◆ Request ◆
Report each line of the data that has "Körpertemperatur" somewhere in it.

A block of data
━━━━━━━━━━━━━━━━
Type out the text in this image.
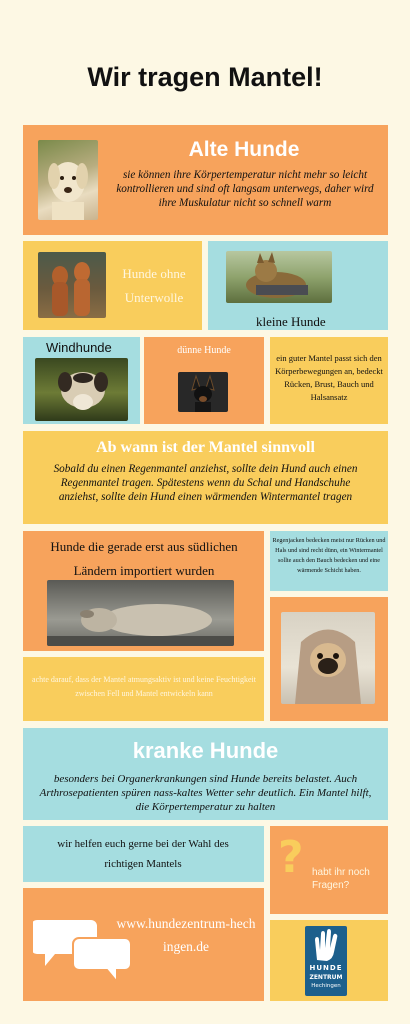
Wir tragen Mantel!
Alte Hunde
sie können ihre Körpertemperatur nicht mehr so leicht kontrollieren und sind oft langsam unterwegs, daher wird ihre Muskulatur nicht so schnell warm
Hunde ohne Unterwolle
kleine Hunde
Windhunde	dünne Hunde
ein guter Mantel passt sich den Körperbewegungen an, bedeckt Rücken, Brust, Bauch und Halsansatz
Ab wann ist der Mantel sinnvoll
Sobald du einen Regenmantel anziehst, sollte dein Hund auch einen Regenmantel tragen. Spätestens wenn du Schal und Handschuhe anziehst, sollte dein Hund einen wärmenden Wintermantel tragen
Hunde die gerade erst aus südlichen Ländern importiert wurden
Regenjacken bedecken meist nur Rücken und Hals und sind recht dünn, ein Wintermantel sollte auch den Bauch bedecken und eine wärmende Schicht haben.
achte darauf, dass der Mantel atmungsaktiv ist und keine Feuchtigkeit zwischen Fell und Mantel entwickeln kann
kranke Hunde
besonders bei Organerkrankungen sind Hunde bereits belastet. Auch Arthrosepatienten spüren nass-kaltes Wetter sehr deutlich. Ein Mantel hilft, die Körpertemperatur zu halten
wir helfen euch gerne bei der Wahl des richtigen Mantels	? habt ihr noch Fragen?
www.hundezentrum-hechingen.de
HUNDE
ZENTRUM
Hechingen
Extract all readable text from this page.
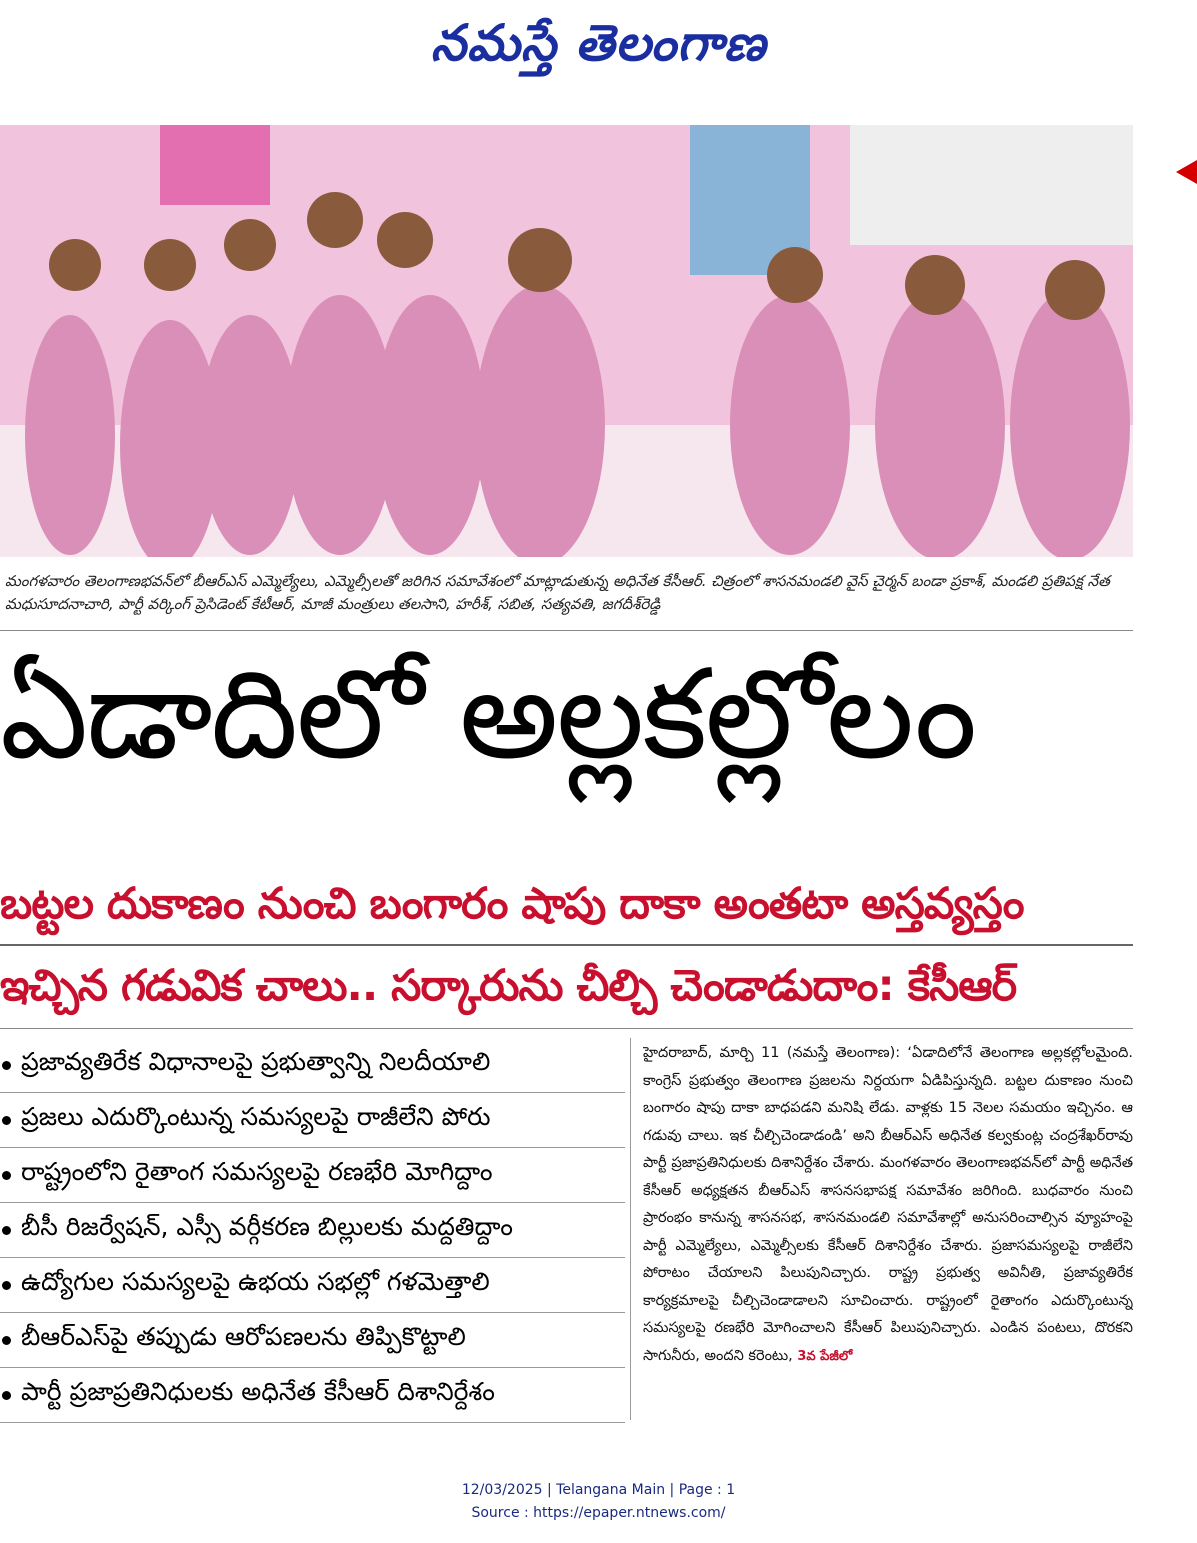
నమస్తే తెలంగాణ
మంగళవారం తెలంగాణభవన్‌లో బీఆర్‌ఎస్ ఎమ్మెల్యేలు, ఎమ్మెల్సీలతో జరిగిన సమావేశంలో మాట్లాడుతున్న అధినేత కేసీఆర్. చిత్రంలో శాసనమండలి వైస్ చైర్మన్ బండా ప్రకాశ్, మండలి ప్రతిపక్ష నేత మధుసూదనాచారి, పార్టీ వర్కింగ్ ప్రెసిడెంట్ కేటీఆర్, మాజీ మంత్రులు తలసాని, హరీశ్, సబిత, సత్యవతి, జగదీశ్‌రెడ్డి
ఏడాదిలో అల్లకల్లోలం
బట్టల దుకాణం నుంచి బంగారం షాపు దాకా అంతటా అస్తవ్యస్తం
ఇచ్చిన గడువిక చాలు.. సర్కారును చీల్చి చెండాడుదాం: కేసీఆర్
ప్రజావ్యతిరేక విధానాలపై ప్రభుత్వాన్ని నిలదీయాలి
ప్రజలు ఎదుర్కొంటున్న సమస్యలపై రాజీలేని పోరు
రాష్ట్రంలోని రైతాంగ సమస్యలపై రణభేరి మోగిద్దాం
బీసీ రిజర్వేషన్, ఎస్సీ వర్గీకరణ బిల్లులకు మద్దతిద్దాం
ఉద్యోగుల సమస్యలపై ఉభయ సభల్లో గళమెత్తాలి
బీఆర్‌ఎస్‌పై తప్పుడు ఆరోపణలను తిప్పికొట్టాలి
పార్టీ ప్రజాప్రతినిధులకు అధినేత కేసీఆర్ దిశానిర్దేశం
హైదరాబాద్, మార్చి 11 (నమస్తే తెలంగాణ): ‘ఏడాదిలోనే తెలంగాణ అల్లకల్లోలమైంది. కాంగ్రెస్ ప్రభుత్వం తెలంగాణ ప్రజలను నిర్దయగా ఏడిపిస్తున్నది. బట్టల దుకాణం నుంచి బంగారం షాపు దాకా బాధపడని మనిషి లేడు. వాళ్లకు 15 నెలల సమయం ఇచ్చినం. ఆ గడువు చాలు. ఇక చీల్చిచెండాడండి’ అని బీఆర్‌ఎస్ అధినేత కల్వకుంట్ల చంద్రశేఖర్‌రావు పార్టీ ప్రజాప్రతినిధులకు దిశానిర్దేశం చేశారు. మంగళవారం తెలంగాణభవన్‌లో పార్టీ అధినేత కేసీఆర్ అధ్యక్షతన బీఆర్‌ఎస్ శాసనసభాపక్ష సమావేశం జరిగింది. బుధవారం నుంచి ప్రారంభం కానున్న శాసనసభ, శాసనమండలి సమావేశాల్లో అనుసరించాల్సిన వ్యూహంపై పార్టీ ఎమ్మెల్యేలు, ఎమ్మెల్సీలకు కేసీఆర్ దిశానిర్దేశం చేశారు. ప్రజాసమస్యలపై రాజీలేని పోరాటం చేయాలని పిలుపునిచ్చారు. రాష్ట్ర ప్రభుత్వ అవినీతి, ప్రజావ్యతిరేక కార్యక్రమాలపై చీల్చిచెండాడాలని సూచించారు. రాష్ట్రంలో రైతాంగం ఎదుర్కొంటున్న సమస్యలపై రణభేరి మోగించాలని కేసీఆర్ పిలుపునిచ్చారు. ఎండిన పంటలు, దొరకని సాగునీరు, అందని కరెంటు, 3వ పేజీలో
12/03/2025 | Telangana Main | Page : 1
Source : https://epaper.ntnews.com/
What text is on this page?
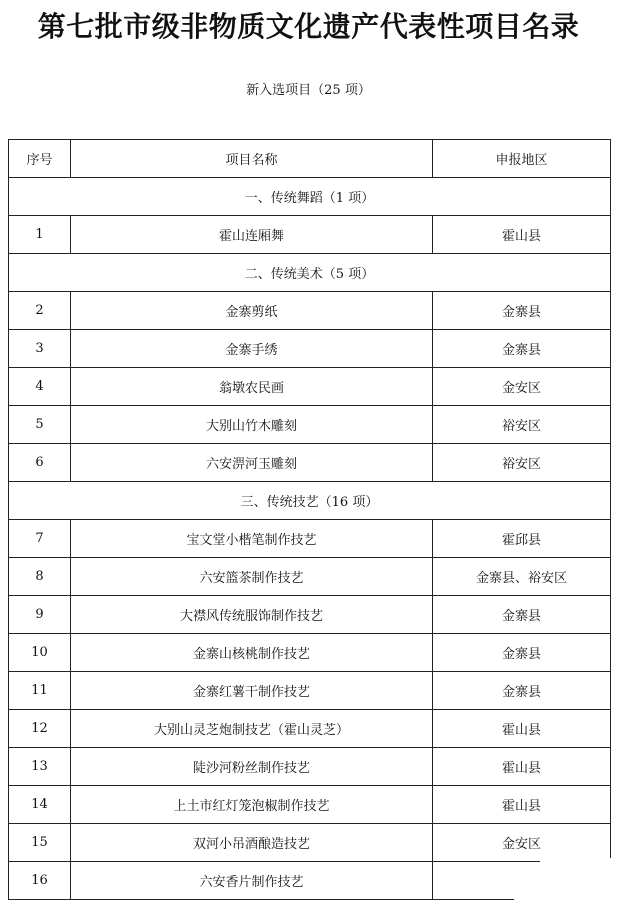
第七批市级非物质文化遗产代表性项目名录

新入选项目（25 项）

序号	项目名称	申报地区
一、传统舞蹈（1 项）		
1	霍山连厢舞	霍山县
二、传统美术（5 项）		
2	金寨剪纸	金寨县
3	金寨手绣	金寨县
4	翁墩农民画	金安区
5	大别山竹木雕刻	裕安区
6	六安淠河玉雕刻	裕安区
三、传统技艺（16 项）		
7	宝文堂小楷笔制作技艺	霍邱县
8	六安篮茶制作技艺	金寨县、裕安区
9	大襟风传统服饰制作技艺	金寨县
10	金寨山核桃制作技艺	金寨县
11	金寨红薯干制作技艺	金寨县
12	大别山灵芝炮制技艺（霍山灵芝）	霍山县
13	陡沙河粉丝制作技艺	霍山县
14	上土市红灯笼泡椒制作技艺	霍山县
15	双河小吊酒酿造技艺	金安区
16	六安香片制作技艺	
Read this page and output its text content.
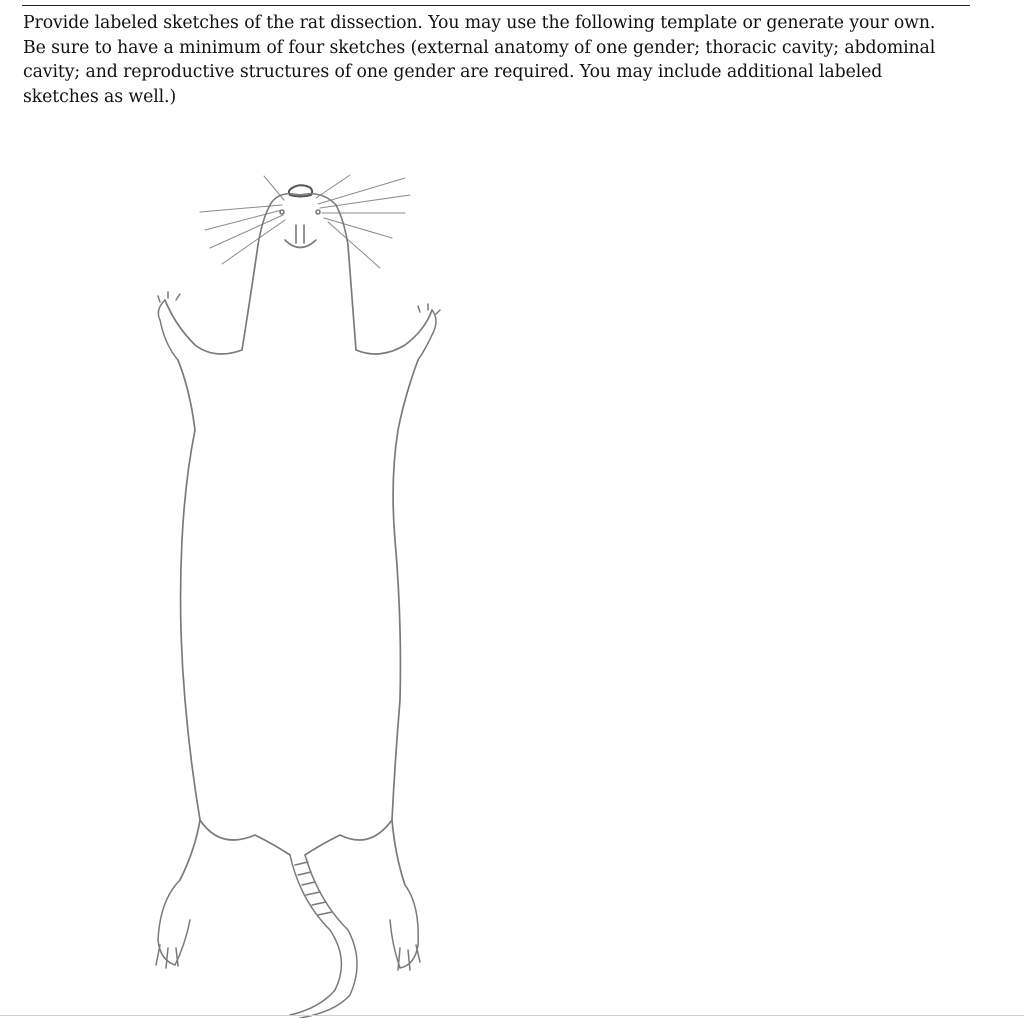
Provide labeled sketches of the rat dissection. You may use the following template or generate your own.
Be sure to have a minimum of four sketches (external anatomy of one gender; thoracic cavity; abdominal
cavity; and reproductive structures of one gender are required. You may include additional labeled
sketches as well.)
━━━━━━━━━━━━━━━━
◆ Exercise solution ◆
sie können ihre Körpertemperatur nicht mehr so leicht kontrollieren und sind oft langsam unterwegs, daher wird ihre Muskulatur nicht so schnell warm
besonders bei Organerkrankungen sind Hunde bereits belastet. Auch Arthrosepatienten spüren nass-kaltes Wetter sehr deutlich. Ein Mantel hilft, die Körpertemperatur zu halten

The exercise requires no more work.